# PROVIDED DATA:
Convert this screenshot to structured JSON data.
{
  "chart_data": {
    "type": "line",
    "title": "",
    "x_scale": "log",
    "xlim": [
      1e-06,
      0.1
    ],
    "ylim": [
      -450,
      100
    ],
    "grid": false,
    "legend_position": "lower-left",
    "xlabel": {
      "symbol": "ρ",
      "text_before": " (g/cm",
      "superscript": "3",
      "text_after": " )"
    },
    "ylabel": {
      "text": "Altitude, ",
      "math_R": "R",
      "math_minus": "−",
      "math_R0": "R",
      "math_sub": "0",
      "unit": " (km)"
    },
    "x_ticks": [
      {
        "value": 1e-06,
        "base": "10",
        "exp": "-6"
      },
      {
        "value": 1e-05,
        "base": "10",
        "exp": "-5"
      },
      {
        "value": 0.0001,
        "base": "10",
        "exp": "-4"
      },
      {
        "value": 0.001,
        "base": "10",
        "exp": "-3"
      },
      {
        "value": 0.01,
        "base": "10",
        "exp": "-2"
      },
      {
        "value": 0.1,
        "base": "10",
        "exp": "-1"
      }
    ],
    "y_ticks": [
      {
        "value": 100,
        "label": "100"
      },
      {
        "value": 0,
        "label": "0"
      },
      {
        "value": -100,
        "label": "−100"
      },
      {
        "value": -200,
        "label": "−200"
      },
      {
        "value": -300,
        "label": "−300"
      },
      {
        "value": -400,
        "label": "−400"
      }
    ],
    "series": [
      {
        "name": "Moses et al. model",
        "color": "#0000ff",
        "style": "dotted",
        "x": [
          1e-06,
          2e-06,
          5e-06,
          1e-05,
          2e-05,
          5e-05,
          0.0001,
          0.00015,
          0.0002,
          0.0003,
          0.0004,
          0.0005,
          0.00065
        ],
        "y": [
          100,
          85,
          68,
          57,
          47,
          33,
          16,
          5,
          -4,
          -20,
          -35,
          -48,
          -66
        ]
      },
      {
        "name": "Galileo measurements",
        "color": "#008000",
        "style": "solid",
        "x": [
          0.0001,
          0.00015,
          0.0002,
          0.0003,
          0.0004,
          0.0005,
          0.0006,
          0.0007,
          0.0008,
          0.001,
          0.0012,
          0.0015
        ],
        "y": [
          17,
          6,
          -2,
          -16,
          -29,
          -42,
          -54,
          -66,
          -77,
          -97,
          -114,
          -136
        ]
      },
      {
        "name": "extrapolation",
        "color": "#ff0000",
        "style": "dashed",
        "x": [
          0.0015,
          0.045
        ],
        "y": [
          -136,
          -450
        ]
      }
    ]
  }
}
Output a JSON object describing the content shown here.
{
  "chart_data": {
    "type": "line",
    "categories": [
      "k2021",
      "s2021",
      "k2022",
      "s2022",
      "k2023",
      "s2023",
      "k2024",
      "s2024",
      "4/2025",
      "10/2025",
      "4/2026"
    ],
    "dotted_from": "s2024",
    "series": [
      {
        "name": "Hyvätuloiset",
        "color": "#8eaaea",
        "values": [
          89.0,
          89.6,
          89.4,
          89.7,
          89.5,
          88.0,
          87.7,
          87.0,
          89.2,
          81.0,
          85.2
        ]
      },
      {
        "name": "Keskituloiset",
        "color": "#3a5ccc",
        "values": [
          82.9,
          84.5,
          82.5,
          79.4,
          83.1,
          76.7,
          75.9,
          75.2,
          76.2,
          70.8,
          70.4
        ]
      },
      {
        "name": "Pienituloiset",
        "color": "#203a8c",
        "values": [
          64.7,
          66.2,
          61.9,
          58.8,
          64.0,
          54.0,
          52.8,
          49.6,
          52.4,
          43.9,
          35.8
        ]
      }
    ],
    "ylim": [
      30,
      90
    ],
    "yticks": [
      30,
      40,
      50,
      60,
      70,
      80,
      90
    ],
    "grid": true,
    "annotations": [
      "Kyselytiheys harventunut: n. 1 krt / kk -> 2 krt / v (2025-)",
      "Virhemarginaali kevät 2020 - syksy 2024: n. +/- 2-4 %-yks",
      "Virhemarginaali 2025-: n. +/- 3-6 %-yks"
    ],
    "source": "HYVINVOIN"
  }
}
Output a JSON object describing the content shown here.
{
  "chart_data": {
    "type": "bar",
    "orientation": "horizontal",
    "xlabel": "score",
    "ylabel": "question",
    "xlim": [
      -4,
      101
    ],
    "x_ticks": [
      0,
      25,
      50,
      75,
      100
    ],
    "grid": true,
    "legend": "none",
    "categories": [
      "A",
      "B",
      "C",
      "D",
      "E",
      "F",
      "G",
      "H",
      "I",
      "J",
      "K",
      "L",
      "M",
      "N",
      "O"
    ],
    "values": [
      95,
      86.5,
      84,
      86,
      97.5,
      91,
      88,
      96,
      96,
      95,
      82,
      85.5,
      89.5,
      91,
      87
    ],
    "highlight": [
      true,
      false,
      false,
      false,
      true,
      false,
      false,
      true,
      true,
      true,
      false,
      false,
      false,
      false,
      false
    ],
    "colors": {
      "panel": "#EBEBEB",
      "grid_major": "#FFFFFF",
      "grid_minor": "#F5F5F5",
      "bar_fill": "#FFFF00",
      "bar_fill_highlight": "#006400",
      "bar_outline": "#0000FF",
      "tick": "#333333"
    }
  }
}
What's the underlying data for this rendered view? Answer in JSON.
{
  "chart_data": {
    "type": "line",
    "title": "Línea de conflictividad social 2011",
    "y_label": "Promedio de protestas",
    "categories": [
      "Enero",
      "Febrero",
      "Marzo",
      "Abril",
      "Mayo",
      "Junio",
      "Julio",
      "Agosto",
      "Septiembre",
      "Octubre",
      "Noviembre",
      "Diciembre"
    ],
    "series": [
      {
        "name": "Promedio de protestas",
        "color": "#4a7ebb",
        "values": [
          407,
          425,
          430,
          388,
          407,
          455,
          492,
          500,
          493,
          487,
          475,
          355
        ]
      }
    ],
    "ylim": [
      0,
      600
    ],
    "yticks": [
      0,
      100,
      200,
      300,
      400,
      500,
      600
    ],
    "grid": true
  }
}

# YOUR INSTRUCTIONS:
Go through the listing and print each line exactly as it appears.

# FULL OUTPUT:
Convert this screenshot to structured JSON data.
{
  "chart_data": {
    "type": "line",
    "title": "",
    "x_scale": "log",
    "xlim": [
      1e-06,
      0.1
    ],
    "ylim": [
      -450,
      100
    ],
    "grid": false,
    "legend_position": "lower-left",
    "xlabel": {
      "symbol": "ρ",
      "text_before": " (g/cm",
      "superscript": "3",
      "text_after": " )"
    },
    "ylabel": {
      "text": "Altitude, ",
      "math_R": "R",
      "math_minus": "−",
      "math_R0": "R",
      "math_sub": "0",
      "unit": " (km)"
    },
    "x_ticks": [
      {
        "value": 1e-06,
        "base": "10",
        "exp": "-6"
      },
      {
        "value": 1e-05,
        "base": "10",
        "exp": "-5"
      },
      {
        "value": 0.0001,
        "base": "10",
        "exp": "-4"
      },
      {
        "value": 0.001,
        "base": "10",
        "exp": "-3"
      },
      {
        "value": 0.01,
        "base": "10",
        "exp": "-2"
      },
      {
        "value": 0.1,
        "base": "10",
        "exp": "-1"
      }
    ],
    "y_ticks": [
      {
        "value": 100,
        "label": "100"
      },
      {
        "value": 0,
        "label": "0"
      },
      {
        "value": -100,
        "label": "−100"
      },
      {
        "value": -200,
        "label": "−200"
      },
      {
        "value": -300,
        "label": "−300"
      },
      {
        "value": -400,
        "label": "−400"
      }
    ],
    "series": [
      {
        "name": "Moses et al. model",
        "color": "#0000ff",
        "style": "dotted",
        "x": [
          1e-06,
          2e-06,
          5e-06,
          1e-05,
          2e-05,
          5e-05,
          0.0001,
          0.00015,
          0.0002,
          0.0003,
          0.0004,
          0.0005,
          0.00065
        ],
        "y": [
          100,
          85,
          68,
          57,
          47,
          33,
          16,
          5,
          -4,
          -20,
          -35,
          -48,
          -66
        ]
      },
      {
        "name": "Galileo measurements",
        "color": "#008000",
        "style": "solid",
        "x": [
          0.0001,
          0.00015,
          0.0002,
          0.0003,
          0.0004,
          0.0005,
          0.0006,
          0.0007,
          0.0008,
          0.001,
          0.0012,
          0.0015
        ],
        "y": [
          17,
          6,
          -2,
          -16,
          -29,
          -42,
          -54,
          -66,
          -77,
          -97,
          -114,
          -136
        ]
      },
      {
        "name": "extrapolation",
        "color": "#ff0000",
        "style": "dashed",
        "x": [
          0.0015,
          0.045
        ],
        "y": [
          -136,
          -450
        ]
      }
    ]
  }
}
Output a JSON object describing the content shown here.
{
  "chart_data": {
    "type": "line",
    "categories": [
      "k2021",
      "s2021",
      "k2022",
      "s2022",
      "k2023",
      "s2023",
      "k2024",
      "s2024",
      "4/2025",
      "10/2025",
      "4/2026"
    ],
    "dotted_from": "s2024",
    "series": [
      {
        "name": "Hyvätuloiset",
        "color": "#8eaaea",
        "values": [
          89.0,
          89.6,
          89.4,
          89.7,
          89.5,
          88.0,
          87.7,
          87.0,
          89.2,
          81.0,
          85.2
        ]
      },
      {
        "name": "Keskituloiset",
        "color": "#3a5ccc",
        "values": [
          82.9,
          84.5,
          82.5,
          79.4,
          83.1,
          76.7,
          75.9,
          75.2,
          76.2,
          70.8,
          70.4
        ]
      },
      {
        "name": "Pienituloiset",
        "color": "#203a8c",
        "values": [
          64.7,
          66.2,
          61.9,
          58.8,
          64.0,
          54.0,
          52.8,
          49.6,
          52.4,
          43.9,
          35.8
        ]
      }
    ],
    "ylim": [
      30,
      90
    ],
    "yticks": [
      30,
      40,
      50,
      60,
      70,
      80,
      90
    ],
    "grid": true,
    "annotations": [
      "Kyselytiheys harventunut: n. 1 krt / kk -> 2 krt / v (2025-)",
      "Virhemarginaali kevät 2020 - syksy 2024: n. +/- 2-4 %-yks",
      "Virhemarginaali 2025-: n. +/- 3-6 %-yks"
    ],
    "source": "HYVINVOIN"
  }
}
Output a JSON object describing the content shown here.
{
  "chart_data": {
    "type": "bar",
    "orientation": "horizontal",
    "xlabel": "score",
    "ylabel": "question",
    "xlim": [
      -4,
      101
    ],
    "x_ticks": [
      0,
      25,
      50,
      75,
      100
    ],
    "grid": true,
    "legend": "none",
    "categories": [
      "A",
      "B",
      "C",
      "D",
      "E",
      "F",
      "G",
      "H",
      "I",
      "J",
      "K",
      "L",
      "M",
      "N",
      "O"
    ],
    "values": [
      95,
      86.5,
      84,
      86,
      97.5,
      91,
      88,
      96,
      96,
      95,
      82,
      85.5,
      89.5,
      91,
      87
    ],
    "highlight": [
      true,
      false,
      false,
      false,
      true,
      false,
      false,
      true,
      true,
      true,
      false,
      false,
      false,
      false,
      false
    ],
    "colors": {
      "panel": "#EBEBEB",
      "grid_major": "#FFFFFF",
      "grid_minor": "#F5F5F5",
      "bar_fill": "#FFFF00",
      "bar_fill_highlight": "#006400",
      "bar_outline": "#0000FF",
      "tick": "#333333"
    }
  }
}
What's the underlying data for this rendered view? Answer in JSON.
{
  "chart_data": {
    "type": "line",
    "title": "Línea de conflictividad social 2011",
    "y_label": "Promedio de protestas",
    "categories": [
      "Enero",
      "Febrero",
      "Marzo",
      "Abril",
      "Mayo",
      "Junio",
      "Julio",
      "Agosto",
      "Septiembre",
      "Octubre",
      "Noviembre",
      "Diciembre"
    ],
    "series": [
      {
        "name": "Promedio de protestas",
        "color": "#4a7ebb",
        "values": [
          407,
          425,
          430,
          388,
          407,
          455,
          492,
          500,
          493,
          487,
          475,
          355
        ]
      }
    ],
    "ylim": [
      0,
      600
    ],
    "yticks": [
      0,
      100,
      200,
      300,
      400,
      500,
      600
    ],
    "grid": true
  }
}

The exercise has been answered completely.